● **Do this**
Extract all lines that hold "label" from the records below.
= = = = =
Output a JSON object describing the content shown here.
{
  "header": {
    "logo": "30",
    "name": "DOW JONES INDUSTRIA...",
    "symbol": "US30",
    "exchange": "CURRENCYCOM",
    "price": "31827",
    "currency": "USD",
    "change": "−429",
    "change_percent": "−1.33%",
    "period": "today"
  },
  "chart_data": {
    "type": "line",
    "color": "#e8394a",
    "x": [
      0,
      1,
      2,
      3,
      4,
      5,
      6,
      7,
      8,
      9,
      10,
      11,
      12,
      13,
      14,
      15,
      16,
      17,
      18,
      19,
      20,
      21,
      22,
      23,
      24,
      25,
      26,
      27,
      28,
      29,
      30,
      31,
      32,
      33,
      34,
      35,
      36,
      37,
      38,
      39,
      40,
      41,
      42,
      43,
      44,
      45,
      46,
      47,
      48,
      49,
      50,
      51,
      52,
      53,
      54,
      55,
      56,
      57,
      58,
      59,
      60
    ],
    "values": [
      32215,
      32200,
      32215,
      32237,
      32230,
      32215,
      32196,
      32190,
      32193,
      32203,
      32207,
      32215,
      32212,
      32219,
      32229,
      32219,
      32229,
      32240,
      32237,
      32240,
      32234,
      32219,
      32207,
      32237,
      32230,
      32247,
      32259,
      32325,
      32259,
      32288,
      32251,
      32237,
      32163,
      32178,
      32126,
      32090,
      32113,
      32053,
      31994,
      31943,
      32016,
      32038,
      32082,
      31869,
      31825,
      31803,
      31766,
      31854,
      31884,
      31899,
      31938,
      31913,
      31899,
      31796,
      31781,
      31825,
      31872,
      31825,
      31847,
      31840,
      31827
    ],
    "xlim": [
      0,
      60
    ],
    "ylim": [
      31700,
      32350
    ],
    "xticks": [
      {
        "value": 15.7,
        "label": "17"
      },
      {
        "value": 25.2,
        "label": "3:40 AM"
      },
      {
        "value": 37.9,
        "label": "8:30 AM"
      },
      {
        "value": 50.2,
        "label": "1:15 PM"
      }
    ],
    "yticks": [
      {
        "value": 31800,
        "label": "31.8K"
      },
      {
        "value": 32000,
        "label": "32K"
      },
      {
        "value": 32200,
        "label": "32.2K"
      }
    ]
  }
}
= = = = =
● **Final answer**
        "label": "17"
        "label": "3:40 AM"
        "label": "8:30 AM"
        "label": "1:15 PM"
        "label": "31.8K"
        "label": "32K"
        "label": "32.2K"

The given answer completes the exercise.